Input -

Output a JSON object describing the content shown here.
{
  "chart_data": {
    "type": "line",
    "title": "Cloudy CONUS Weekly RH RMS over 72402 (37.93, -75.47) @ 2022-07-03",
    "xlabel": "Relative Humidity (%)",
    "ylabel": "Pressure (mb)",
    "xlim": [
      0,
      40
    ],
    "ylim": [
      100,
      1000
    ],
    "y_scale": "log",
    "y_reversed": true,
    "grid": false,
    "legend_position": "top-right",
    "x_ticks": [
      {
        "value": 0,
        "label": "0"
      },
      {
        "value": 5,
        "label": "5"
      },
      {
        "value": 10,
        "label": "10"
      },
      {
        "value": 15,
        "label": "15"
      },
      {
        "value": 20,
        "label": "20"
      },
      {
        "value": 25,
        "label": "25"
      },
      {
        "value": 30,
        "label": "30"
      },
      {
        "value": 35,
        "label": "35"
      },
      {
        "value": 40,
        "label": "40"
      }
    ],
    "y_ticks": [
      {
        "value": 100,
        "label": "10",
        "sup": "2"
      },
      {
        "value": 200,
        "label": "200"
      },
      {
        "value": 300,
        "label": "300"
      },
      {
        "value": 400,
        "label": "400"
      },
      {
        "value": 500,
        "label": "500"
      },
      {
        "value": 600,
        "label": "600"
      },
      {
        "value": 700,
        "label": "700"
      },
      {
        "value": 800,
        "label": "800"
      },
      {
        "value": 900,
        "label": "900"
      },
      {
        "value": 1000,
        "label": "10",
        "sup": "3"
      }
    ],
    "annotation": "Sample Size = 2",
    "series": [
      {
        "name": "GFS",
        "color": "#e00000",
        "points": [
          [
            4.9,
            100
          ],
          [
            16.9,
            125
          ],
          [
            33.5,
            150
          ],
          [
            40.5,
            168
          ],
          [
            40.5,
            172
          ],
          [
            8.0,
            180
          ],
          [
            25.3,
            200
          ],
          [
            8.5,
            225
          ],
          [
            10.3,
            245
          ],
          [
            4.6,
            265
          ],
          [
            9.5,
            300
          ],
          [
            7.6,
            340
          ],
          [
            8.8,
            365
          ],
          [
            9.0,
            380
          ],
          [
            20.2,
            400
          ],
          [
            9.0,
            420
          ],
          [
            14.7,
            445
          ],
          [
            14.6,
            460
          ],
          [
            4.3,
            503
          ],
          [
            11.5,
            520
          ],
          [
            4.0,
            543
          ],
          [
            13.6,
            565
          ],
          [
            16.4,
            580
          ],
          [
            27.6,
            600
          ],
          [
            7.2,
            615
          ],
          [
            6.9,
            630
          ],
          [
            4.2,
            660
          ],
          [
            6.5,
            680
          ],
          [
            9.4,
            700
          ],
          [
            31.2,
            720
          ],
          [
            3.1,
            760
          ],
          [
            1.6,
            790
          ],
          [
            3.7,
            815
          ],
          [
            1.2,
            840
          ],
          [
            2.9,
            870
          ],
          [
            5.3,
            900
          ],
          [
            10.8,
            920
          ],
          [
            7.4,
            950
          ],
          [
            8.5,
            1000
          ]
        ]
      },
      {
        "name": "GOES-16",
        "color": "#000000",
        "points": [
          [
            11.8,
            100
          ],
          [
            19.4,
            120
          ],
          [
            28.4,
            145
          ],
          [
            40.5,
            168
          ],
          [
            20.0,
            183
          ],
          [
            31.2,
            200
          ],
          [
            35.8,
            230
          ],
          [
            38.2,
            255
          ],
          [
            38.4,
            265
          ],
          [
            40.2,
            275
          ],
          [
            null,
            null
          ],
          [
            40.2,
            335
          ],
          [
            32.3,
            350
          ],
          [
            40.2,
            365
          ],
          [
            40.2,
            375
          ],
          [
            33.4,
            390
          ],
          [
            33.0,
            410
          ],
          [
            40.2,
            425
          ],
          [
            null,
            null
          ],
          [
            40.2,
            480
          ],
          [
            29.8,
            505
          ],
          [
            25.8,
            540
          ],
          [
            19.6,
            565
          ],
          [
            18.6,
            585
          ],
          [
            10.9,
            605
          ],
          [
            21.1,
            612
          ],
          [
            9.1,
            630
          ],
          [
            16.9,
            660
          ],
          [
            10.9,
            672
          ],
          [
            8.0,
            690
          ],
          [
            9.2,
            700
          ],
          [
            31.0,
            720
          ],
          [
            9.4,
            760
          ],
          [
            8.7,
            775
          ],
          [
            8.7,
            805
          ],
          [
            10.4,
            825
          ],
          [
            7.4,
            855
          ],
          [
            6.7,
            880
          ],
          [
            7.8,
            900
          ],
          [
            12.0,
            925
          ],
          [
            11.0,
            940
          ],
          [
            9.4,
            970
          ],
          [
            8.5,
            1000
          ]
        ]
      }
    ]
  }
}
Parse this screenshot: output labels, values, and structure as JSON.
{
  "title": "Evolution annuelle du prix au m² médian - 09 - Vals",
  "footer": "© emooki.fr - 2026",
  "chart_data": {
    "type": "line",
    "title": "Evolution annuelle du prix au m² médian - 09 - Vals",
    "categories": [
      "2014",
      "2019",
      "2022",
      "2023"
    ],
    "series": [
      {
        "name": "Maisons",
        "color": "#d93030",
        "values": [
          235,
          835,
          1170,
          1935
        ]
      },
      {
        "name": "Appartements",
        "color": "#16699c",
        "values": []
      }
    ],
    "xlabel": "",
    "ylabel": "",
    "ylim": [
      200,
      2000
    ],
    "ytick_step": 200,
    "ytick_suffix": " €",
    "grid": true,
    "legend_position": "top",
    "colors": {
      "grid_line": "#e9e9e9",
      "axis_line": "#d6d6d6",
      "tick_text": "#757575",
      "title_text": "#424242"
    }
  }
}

Requirements - Copy out the material above in its entirety. Every detail must match.

Correct answer -
Output a JSON object describing the content shown here.
{
  "chart_data": {
    "type": "line",
    "title": "Cloudy CONUS Weekly RH RMS over 72402 (37.93, -75.47) @ 2022-07-03",
    "xlabel": "Relative Humidity (%)",
    "ylabel": "Pressure (mb)",
    "xlim": [
      0,
      40
    ],
    "ylim": [
      100,
      1000
    ],
    "y_scale": "log",
    "y_reversed": true,
    "grid": false,
    "legend_position": "top-right",
    "x_ticks": [
      {
        "value": 0,
        "label": "0"
      },
      {
        "value": 5,
        "label": "5"
      },
      {
        "value": 10,
        "label": "10"
      },
      {
        "value": 15,
        "label": "15"
      },
      {
        "value": 20,
        "label": "20"
      },
      {
        "value": 25,
        "label": "25"
      },
      {
        "value": 30,
        "label": "30"
      },
      {
        "value": 35,
        "label": "35"
      },
      {
        "value": 40,
        "label": "40"
      }
    ],
    "y_ticks": [
      {
        "value": 100,
        "label": "10",
        "sup": "2"
      },
      {
        "value": 200,
        "label": "200"
      },
      {
        "value": 300,
        "label": "300"
      },
      {
        "value": 400,
        "label": "400"
      },
      {
        "value": 500,
        "label": "500"
      },
      {
        "value": 600,
        "label": "600"
      },
      {
        "value": 700,
        "label": "700"
      },
      {
        "value": 800,
        "label": "800"
      },
      {
        "value": 900,
        "label": "900"
      },
      {
        "value": 1000,
        "label": "10",
        "sup": "3"
      }
    ],
    "annotation": "Sample Size = 2",
    "series": [
      {
        "name": "GFS",
        "color": "#e00000",
        "points": [
          [
            4.9,
            100
          ],
          [
            16.9,
            125
          ],
          [
            33.5,
            150
          ],
          [
            40.5,
            168
          ],
          [
            40.5,
            172
          ],
          [
            8.0,
            180
          ],
          [
            25.3,
            200
          ],
          [
            8.5,
            225
          ],
          [
            10.3,
            245
          ],
          [
            4.6,
            265
          ],
          [
            9.5,
            300
          ],
          [
            7.6,
            340
          ],
          [
            8.8,
            365
          ],
          [
            9.0,
            380
          ],
          [
            20.2,
            400
          ],
          [
            9.0,
            420
          ],
          [
            14.7,
            445
          ],
          [
            14.6,
            460
          ],
          [
            4.3,
            503
          ],
          [
            11.5,
            520
          ],
          [
            4.0,
            543
          ],
          [
            13.6,
            565
          ],
          [
            16.4,
            580
          ],
          [
            27.6,
            600
          ],
          [
            7.2,
            615
          ],
          [
            6.9,
            630
          ],
          [
            4.2,
            660
          ],
          [
            6.5,
            680
          ],
          [
            9.4,
            700
          ],
          [
            31.2,
            720
          ],
          [
            3.1,
            760
          ],
          [
            1.6,
            790
          ],
          [
            3.7,
            815
          ],
          [
            1.2,
            840
          ],
          [
            2.9,
            870
          ],
          [
            5.3,
            900
          ],
          [
            10.8,
            920
          ],
          [
            7.4,
            950
          ],
          [
            8.5,
            1000
          ]
        ]
      },
      {
        "name": "GOES-16",
        "color": "#000000",
        "points": [
          [
            11.8,
            100
          ],
          [
            19.4,
            120
          ],
          [
            28.4,
            145
          ],
          [
            40.5,
            168
          ],
          [
            20.0,
            183
          ],
          [
            31.2,
            200
          ],
          [
            35.8,
            230
          ],
          [
            38.2,
            255
          ],
          [
            38.4,
            265
          ],
          [
            40.2,
            275
          ],
          [
            null,
            null
          ],
          [
            40.2,
            335
          ],
          [
            32.3,
            350
          ],
          [
            40.2,
            365
          ],
          [
            40.2,
            375
          ],
          [
            33.4,
            390
          ],
          [
            33.0,
            410
          ],
          [
            40.2,
            425
          ],
          [
            null,
            null
          ],
          [
            40.2,
            480
          ],
          [
            29.8,
            505
          ],
          [
            25.8,
            540
          ],
          [
            19.6,
            565
          ],
          [
            18.6,
            585
          ],
          [
            10.9,
            605
          ],
          [
            21.1,
            612
          ],
          [
            9.1,
            630
          ],
          [
            16.9,
            660
          ],
          [
            10.9,
            672
          ],
          [
            8.0,
            690
          ],
          [
            9.2,
            700
          ],
          [
            31.0,
            720
          ],
          [
            9.4,
            760
          ],
          [
            8.7,
            775
          ],
          [
            8.7,
            805
          ],
          [
            10.4,
            825
          ],
          [
            7.4,
            855
          ],
          [
            6.7,
            880
          ],
          [
            7.8,
            900
          ],
          [
            12.0,
            925
          ],
          [
            11.0,
            940
          ],
          [
            9.4,
            970
          ],
          [
            8.5,
            1000
          ]
        ]
      }
    ]
  }
}
Parse this screenshot: output labels, values, and structure as JSON.
{
  "title": "Evolution annuelle du prix au m² médian - 09 - Vals",
  "footer": "© emooki.fr - 2026",
  "chart_data": {
    "type": "line",
    "title": "Evolution annuelle du prix au m² médian - 09 - Vals",
    "categories": [
      "2014",
      "2019",
      "2022",
      "2023"
    ],
    "series": [
      {
        "name": "Maisons",
        "color": "#d93030",
        "values": [
          235,
          835,
          1170,
          1935
        ]
      },
      {
        "name": "Appartements",
        "color": "#16699c",
        "values": []
      }
    ],
    "xlabel": "",
    "ylabel": "",
    "ylim": [
      200,
      2000
    ],
    "ytick_step": 200,
    "ytick_suffix": " €",
    "grid": true,
    "legend_position": "top",
    "colors": {
      "grid_line": "#e9e9e9",
      "axis_line": "#d6d6d6",
      "tick_text": "#757575",
      "title_text": "#424242"
    }
  }
}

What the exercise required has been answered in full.